***** RECORD EXTRACTS

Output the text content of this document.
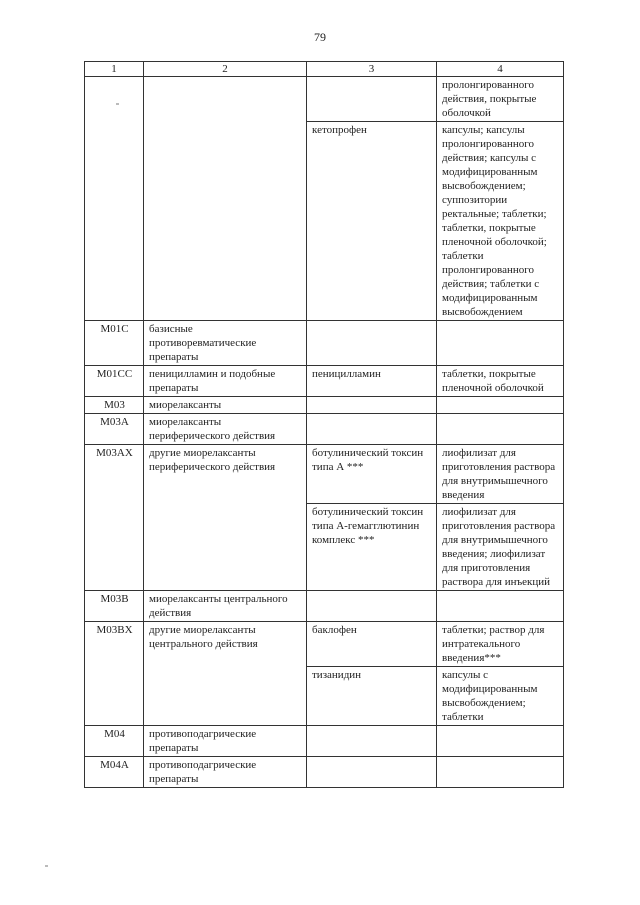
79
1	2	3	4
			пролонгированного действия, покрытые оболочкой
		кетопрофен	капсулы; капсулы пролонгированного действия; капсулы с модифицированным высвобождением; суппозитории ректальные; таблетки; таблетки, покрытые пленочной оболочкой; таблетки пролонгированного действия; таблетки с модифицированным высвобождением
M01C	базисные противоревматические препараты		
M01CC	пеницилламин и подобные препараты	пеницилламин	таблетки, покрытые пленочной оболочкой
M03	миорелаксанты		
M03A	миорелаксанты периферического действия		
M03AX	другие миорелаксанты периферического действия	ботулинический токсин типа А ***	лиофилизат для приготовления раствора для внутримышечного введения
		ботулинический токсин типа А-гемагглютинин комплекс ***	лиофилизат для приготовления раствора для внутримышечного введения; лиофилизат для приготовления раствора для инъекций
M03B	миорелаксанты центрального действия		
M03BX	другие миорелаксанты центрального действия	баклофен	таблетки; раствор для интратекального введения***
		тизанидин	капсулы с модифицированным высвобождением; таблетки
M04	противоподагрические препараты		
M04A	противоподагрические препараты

**********

AIM :: Go through the material above and print all of it exactly, except the pictures.

ANSWER TO THE PROBLEM ::
Output the text content of this document.
79
1	2	3	4
			пролонгированного действия, покрытые оболочкой
		кетопрофен	капсулы; капсулы пролонгированного действия; капсулы с модифицированным высвобождением; суппозитории ректальные; таблетки; таблетки, покрытые пленочной оболочкой; таблетки пролонгированного действия; таблетки с модифицированным высвобождением
M01C	базисные противоревматические препараты		
M01CC	пеницилламин и подобные препараты	пеницилламин	таблетки, покрытые пленочной оболочкой
M03	миорелаксанты		
M03A	миорелаксанты периферического действия		
M03AX	другие миорелаксанты периферического действия	ботулинический токсин типа А ***	лиофилизат для приготовления раствора для внутримышечного введения
		ботулинический токсин типа А-гемагглютинин комплекс ***	лиофилизат для приготовления раствора для внутримышечного введения; лиофилизат для приготовления раствора для инъекций
M03B	миорелаксанты центрального действия		
M03BX	другие миорелаксанты центрального действия	баклофен	таблетки; раствор для интратекального введения***
		тизанидин	капсулы с модифицированным высвобождением; таблетки
M04	противоподагрические препараты		
M04A	противоподагрические препараты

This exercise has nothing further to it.